[Dataset rows about figures]
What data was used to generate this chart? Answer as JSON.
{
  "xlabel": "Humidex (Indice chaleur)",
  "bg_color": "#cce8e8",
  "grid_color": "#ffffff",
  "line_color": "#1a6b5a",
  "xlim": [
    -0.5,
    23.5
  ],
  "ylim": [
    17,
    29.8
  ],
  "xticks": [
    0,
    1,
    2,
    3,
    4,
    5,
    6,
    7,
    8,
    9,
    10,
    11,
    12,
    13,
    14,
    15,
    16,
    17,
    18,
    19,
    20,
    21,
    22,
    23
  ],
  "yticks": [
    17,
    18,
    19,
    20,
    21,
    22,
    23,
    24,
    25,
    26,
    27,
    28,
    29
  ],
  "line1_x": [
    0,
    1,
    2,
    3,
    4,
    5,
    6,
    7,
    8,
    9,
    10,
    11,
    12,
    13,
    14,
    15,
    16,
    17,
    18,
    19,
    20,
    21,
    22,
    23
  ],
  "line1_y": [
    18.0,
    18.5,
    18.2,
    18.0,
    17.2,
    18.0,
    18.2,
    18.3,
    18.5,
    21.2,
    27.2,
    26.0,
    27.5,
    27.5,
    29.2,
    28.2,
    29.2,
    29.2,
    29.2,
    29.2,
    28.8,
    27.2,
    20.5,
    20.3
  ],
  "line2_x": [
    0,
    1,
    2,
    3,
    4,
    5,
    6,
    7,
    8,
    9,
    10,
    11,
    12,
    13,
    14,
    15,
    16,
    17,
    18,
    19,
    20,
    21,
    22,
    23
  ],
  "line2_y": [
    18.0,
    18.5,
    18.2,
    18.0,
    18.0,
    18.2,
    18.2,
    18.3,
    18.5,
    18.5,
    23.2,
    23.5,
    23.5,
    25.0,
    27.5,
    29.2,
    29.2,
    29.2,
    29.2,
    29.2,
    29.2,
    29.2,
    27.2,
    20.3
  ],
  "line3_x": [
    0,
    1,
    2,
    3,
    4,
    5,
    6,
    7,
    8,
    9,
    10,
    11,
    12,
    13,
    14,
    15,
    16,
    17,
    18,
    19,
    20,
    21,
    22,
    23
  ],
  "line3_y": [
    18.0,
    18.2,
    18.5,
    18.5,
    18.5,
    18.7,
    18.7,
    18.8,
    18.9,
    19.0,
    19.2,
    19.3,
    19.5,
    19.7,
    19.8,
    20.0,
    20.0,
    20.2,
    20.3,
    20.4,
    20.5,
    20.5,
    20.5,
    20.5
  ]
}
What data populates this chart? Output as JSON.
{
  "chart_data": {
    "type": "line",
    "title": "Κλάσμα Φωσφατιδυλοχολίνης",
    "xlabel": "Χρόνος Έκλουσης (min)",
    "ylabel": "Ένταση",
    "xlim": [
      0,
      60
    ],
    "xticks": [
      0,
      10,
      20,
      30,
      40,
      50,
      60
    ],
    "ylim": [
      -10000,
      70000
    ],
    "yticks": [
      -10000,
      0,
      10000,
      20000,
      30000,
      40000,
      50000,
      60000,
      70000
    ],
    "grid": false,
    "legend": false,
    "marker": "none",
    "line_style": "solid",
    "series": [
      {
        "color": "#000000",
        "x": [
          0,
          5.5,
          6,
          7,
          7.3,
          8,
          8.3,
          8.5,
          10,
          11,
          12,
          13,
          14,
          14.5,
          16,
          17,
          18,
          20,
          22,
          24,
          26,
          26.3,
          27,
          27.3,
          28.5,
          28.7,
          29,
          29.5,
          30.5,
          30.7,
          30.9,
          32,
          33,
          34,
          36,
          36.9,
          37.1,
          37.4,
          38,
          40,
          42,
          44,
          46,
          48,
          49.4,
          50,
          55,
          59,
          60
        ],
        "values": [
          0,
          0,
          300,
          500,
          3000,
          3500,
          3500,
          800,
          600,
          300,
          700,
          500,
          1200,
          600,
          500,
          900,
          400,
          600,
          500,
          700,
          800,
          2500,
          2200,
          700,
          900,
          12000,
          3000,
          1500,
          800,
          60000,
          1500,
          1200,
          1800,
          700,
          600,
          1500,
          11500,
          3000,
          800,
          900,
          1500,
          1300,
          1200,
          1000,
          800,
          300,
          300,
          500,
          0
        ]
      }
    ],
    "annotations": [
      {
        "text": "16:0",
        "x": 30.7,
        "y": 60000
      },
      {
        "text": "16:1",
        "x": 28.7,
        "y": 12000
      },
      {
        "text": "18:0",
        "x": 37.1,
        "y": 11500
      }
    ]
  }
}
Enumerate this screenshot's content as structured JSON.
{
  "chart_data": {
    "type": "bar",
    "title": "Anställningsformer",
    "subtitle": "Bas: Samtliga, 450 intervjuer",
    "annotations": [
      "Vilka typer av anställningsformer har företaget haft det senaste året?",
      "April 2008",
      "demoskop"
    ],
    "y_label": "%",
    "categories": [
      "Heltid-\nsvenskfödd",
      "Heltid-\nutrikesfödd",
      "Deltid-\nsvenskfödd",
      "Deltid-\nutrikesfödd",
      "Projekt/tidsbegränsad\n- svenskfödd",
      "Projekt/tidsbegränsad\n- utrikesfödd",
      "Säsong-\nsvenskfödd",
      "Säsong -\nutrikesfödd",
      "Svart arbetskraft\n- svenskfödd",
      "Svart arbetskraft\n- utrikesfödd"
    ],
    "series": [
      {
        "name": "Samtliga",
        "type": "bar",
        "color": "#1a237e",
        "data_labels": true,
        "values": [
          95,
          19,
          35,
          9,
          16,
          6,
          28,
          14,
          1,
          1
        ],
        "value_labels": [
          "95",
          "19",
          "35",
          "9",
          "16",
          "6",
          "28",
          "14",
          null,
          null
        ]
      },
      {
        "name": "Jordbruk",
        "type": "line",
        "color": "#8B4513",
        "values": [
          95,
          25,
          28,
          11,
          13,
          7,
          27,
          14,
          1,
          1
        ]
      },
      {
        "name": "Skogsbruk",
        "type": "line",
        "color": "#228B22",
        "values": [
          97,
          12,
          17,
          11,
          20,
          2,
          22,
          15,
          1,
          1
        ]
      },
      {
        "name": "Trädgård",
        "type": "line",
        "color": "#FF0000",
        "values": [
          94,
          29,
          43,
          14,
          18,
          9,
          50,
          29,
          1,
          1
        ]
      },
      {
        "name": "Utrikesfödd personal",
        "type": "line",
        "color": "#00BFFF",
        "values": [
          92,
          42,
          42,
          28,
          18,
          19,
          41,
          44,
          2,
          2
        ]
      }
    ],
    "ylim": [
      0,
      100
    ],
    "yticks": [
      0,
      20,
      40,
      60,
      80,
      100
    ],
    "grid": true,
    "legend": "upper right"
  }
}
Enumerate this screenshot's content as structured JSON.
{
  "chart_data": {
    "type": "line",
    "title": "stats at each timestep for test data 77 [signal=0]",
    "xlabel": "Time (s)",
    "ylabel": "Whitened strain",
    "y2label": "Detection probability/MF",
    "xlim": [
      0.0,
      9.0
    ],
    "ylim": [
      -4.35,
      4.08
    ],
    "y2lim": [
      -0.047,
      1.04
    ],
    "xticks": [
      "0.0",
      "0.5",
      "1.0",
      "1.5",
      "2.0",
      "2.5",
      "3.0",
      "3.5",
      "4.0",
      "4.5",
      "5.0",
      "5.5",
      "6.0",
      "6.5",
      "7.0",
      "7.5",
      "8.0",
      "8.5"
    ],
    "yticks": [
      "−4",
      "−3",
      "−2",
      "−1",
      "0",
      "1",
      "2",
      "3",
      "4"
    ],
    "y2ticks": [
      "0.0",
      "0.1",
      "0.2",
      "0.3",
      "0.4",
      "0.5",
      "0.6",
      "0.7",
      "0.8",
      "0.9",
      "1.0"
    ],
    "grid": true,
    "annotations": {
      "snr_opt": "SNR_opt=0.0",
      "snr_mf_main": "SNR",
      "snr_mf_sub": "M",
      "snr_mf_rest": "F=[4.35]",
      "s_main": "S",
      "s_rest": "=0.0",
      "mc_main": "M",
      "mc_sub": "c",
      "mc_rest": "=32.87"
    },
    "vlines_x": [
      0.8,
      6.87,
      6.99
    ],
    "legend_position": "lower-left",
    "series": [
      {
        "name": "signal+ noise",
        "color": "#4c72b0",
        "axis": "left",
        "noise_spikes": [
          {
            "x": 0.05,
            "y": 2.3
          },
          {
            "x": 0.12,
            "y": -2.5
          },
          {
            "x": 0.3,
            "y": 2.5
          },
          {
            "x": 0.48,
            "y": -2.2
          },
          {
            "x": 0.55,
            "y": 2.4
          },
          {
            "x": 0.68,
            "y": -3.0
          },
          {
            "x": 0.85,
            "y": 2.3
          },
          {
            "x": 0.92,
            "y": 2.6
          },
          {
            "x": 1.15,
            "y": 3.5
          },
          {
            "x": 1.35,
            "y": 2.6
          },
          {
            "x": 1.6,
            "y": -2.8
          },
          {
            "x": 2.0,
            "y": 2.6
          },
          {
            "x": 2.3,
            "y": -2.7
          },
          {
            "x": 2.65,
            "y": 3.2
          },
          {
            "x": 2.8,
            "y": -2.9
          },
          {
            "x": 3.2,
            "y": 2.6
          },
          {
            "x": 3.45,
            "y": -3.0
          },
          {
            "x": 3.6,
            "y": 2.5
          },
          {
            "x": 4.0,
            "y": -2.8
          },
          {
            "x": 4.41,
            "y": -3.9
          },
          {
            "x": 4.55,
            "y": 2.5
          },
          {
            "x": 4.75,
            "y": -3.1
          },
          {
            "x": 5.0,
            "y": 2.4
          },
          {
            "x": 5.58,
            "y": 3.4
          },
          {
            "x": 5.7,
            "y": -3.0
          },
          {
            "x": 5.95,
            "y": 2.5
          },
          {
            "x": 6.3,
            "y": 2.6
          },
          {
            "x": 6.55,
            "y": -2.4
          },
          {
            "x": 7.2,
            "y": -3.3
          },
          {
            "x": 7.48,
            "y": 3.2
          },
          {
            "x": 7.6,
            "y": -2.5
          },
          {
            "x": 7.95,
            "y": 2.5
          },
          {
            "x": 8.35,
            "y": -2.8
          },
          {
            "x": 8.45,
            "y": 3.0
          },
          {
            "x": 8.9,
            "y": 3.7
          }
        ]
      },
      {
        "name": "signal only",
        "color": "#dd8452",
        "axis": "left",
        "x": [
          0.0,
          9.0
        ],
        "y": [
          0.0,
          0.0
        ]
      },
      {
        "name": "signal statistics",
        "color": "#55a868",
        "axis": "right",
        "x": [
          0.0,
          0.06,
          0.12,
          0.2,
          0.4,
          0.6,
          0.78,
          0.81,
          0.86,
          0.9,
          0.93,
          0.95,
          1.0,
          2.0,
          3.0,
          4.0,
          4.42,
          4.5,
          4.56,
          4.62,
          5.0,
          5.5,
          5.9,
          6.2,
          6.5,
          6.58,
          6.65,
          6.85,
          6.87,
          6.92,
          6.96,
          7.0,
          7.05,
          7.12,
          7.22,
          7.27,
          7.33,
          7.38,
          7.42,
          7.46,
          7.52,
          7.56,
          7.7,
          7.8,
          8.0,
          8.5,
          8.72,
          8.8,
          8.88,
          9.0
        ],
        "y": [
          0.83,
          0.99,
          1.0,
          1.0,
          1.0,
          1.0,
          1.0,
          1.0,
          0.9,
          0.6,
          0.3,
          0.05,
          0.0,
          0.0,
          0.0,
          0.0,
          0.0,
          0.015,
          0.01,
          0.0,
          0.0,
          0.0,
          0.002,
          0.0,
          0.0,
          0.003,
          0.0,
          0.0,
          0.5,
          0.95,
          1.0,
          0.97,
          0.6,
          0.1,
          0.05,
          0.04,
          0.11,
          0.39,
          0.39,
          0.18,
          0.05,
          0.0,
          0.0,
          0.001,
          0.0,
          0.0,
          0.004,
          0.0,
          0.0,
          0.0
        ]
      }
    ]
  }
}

## TASK GOAL
Look through the entries above. Extract each line with the word "Heltid".

## THE OUTPUT
      "Heltid-\nsvenskfödd",
      "Heltid-\nutrikesfödd",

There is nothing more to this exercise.